To do:
Records follow. Copy every line with "text".

Exercise materials:

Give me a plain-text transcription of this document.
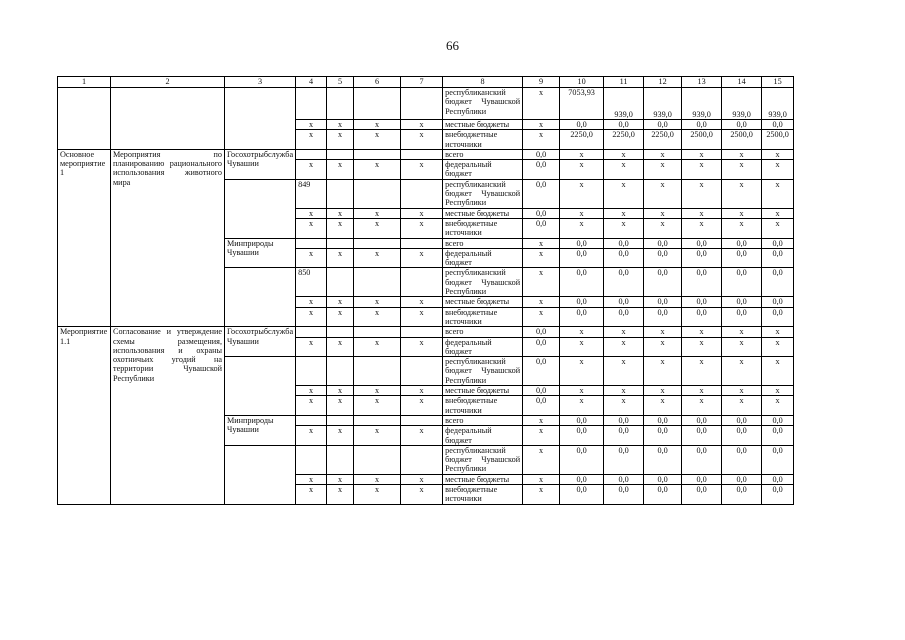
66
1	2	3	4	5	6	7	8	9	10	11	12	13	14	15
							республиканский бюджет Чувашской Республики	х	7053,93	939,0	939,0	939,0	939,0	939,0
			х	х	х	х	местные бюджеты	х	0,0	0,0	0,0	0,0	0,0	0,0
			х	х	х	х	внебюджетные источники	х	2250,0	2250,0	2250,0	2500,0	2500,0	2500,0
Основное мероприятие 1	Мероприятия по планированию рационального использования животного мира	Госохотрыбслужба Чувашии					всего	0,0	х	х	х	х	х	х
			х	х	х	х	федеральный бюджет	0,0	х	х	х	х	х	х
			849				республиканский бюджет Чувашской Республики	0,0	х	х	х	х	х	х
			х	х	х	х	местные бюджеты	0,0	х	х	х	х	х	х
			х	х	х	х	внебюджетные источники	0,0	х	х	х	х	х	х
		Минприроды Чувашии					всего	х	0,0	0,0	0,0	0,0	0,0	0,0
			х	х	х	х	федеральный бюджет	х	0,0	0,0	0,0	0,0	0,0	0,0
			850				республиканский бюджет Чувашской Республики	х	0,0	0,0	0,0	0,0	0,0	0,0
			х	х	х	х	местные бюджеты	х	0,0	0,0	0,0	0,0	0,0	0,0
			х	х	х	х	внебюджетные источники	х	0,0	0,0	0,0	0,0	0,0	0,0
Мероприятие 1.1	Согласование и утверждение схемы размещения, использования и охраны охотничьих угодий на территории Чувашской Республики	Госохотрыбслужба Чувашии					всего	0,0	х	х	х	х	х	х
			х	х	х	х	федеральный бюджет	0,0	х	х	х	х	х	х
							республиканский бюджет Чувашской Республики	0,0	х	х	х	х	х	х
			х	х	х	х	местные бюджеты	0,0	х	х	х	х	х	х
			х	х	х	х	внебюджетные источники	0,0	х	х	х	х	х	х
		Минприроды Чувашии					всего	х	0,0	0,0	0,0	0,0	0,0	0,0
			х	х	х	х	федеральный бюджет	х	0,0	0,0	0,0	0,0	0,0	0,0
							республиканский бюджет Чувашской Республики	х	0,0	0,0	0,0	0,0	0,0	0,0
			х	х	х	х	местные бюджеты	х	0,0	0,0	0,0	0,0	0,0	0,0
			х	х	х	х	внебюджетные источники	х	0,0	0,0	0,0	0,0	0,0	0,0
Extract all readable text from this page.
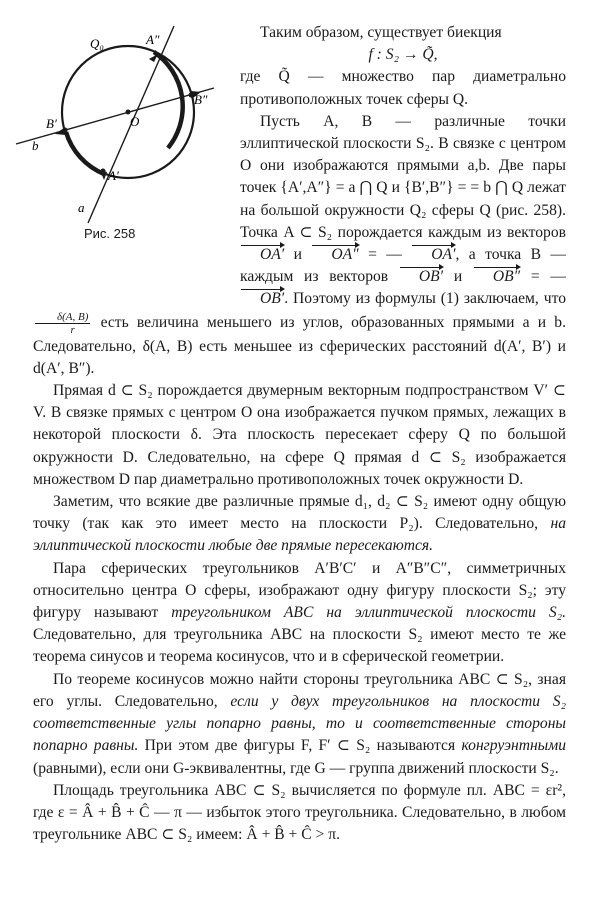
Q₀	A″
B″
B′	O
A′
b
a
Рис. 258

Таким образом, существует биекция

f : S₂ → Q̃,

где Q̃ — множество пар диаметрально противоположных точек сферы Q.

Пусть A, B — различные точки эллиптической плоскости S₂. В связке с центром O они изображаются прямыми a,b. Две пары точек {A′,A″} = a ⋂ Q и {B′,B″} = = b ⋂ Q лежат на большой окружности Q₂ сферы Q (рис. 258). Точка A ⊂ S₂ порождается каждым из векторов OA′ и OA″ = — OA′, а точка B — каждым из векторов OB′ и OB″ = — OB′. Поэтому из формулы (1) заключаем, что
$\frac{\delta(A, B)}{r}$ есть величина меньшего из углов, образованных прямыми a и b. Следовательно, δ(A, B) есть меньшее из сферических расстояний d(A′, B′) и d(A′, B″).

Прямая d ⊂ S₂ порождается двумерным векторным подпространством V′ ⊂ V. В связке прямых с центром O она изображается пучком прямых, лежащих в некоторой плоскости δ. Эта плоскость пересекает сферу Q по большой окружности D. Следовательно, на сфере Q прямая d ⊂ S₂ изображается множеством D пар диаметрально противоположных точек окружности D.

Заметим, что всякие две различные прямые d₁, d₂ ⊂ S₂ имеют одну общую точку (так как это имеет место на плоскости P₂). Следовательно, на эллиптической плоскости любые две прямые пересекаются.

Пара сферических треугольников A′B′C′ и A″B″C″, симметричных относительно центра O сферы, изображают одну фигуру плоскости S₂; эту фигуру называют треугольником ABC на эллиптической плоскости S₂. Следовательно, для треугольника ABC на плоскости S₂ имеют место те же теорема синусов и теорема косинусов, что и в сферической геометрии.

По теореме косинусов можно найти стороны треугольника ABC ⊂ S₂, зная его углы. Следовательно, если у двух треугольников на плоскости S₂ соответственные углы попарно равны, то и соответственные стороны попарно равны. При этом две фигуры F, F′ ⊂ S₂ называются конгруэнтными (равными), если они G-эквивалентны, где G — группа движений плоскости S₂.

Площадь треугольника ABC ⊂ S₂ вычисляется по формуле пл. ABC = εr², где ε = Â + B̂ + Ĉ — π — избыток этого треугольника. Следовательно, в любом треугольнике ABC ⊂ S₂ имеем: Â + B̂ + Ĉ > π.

Complete response:
Give me a plain-text transcription of this document.
Extract all readable text from this page.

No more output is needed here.